___ Excerpt ___

[Python-Dev] Switch statement

Mon Jun 19 21:47:26 CEST 2006

On 6/19/06, Raymond Hettinger <rhettinger at ewtllc.com> wrote:
> [...] Can we conclude that arbitrary expressions are
> fine for the switch value but that the case values must be constants?

That's too strong I believe. If some or all of the cases are arbitrary
expressions the compiler should try to deal. (Although we might have
to add a rule that if more than one case matches there's no guarantee
which branch is taken.)

In particular I expect that named constants are an important use case
(e.g. all of sre_compile.py uses names to compare the op with). The
compiler can't really tell with any degree of certainty that a name
won't ever be rebound (it would take a pretty smart global code
analyzer to prove that).

> That would neatly dispense with some proposed hypergeneralizations and
> keep the discussion focused.
>
>
> >>  Given:
> >>
> >>  switch x:
> >>     case 1:  one()
> >>     case 2:  two()
> >>     case 3:  three()
> >>     default:  too_many()
> >>
> >> Do we require that x be hashable so that the compiler can use a lookup
> >> table?
> >
> >
> > That's a good question. We could define switch/case in terms of a hash
> > table created by the compiler, and then raising an exception if x is
> > unhashable is fair game.

___ Data lines ___

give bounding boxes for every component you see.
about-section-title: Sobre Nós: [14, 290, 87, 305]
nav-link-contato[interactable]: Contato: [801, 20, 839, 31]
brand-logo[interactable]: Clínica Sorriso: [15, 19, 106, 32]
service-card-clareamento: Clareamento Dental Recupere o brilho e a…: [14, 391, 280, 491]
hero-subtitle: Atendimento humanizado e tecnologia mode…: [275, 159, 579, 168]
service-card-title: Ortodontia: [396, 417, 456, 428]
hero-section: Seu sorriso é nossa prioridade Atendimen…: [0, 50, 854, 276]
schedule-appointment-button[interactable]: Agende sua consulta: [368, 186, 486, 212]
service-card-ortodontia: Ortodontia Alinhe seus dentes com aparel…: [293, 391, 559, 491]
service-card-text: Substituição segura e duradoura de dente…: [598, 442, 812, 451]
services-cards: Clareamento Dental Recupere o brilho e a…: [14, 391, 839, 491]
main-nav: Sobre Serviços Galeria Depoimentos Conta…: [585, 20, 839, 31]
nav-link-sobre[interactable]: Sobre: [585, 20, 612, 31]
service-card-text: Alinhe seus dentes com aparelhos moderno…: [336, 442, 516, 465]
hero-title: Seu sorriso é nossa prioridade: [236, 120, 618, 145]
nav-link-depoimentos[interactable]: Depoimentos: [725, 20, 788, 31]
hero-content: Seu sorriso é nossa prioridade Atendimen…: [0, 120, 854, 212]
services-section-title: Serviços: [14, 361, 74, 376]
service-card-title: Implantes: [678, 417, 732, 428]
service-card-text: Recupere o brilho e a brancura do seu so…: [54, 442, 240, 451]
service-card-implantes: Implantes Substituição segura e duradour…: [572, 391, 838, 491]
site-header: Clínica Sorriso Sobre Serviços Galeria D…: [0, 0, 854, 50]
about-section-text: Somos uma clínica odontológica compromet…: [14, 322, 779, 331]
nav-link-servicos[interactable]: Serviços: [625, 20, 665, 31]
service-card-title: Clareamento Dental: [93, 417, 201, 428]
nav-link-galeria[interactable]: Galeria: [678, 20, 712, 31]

___

#### What you will do
• a. Write out the stretch of the switch statement post from "Mon Jun 19 21:47:26" through "branch is taken.)".
• b. Answer these from the switch statement post:
(i) Which file is cited as using names to compare the op with?
(ii) In the quoted switch example, what is called under default?
(iii) If switch/case were defined by a hash table the compiler creates, what is called fair game when x is unhashable?
• c. In the switch statement post, why is requiring case values to be constants called too strong?

#### Replies
• a.
Mon Jun 19 21:47:26 CEST 2006

On 6/19/06, Raymond Hettinger <rhettinger at ewtllc.com> wrote:
> [...] Can we conclude that arbitrary expressions are
> fine for the switch value but that the case values must be constants?

That's too strong I believe. If some or all of the cases are arbitrary
expressions the compiler should try to deal. (Although we might have
to add a rule that if more than one case matches there's no guarantee
which branch is taken.)

• b.
(i) sre_compile.py
(ii) too_many()
(iii) Raising an exception

• c. Named constants are an important use case; all of sre_compile.py, for instance, uses names to compare the op with. The compiler can't tell with any certainty that a name won't ever be rebound, since proving that would take a pretty smart global code analyzer.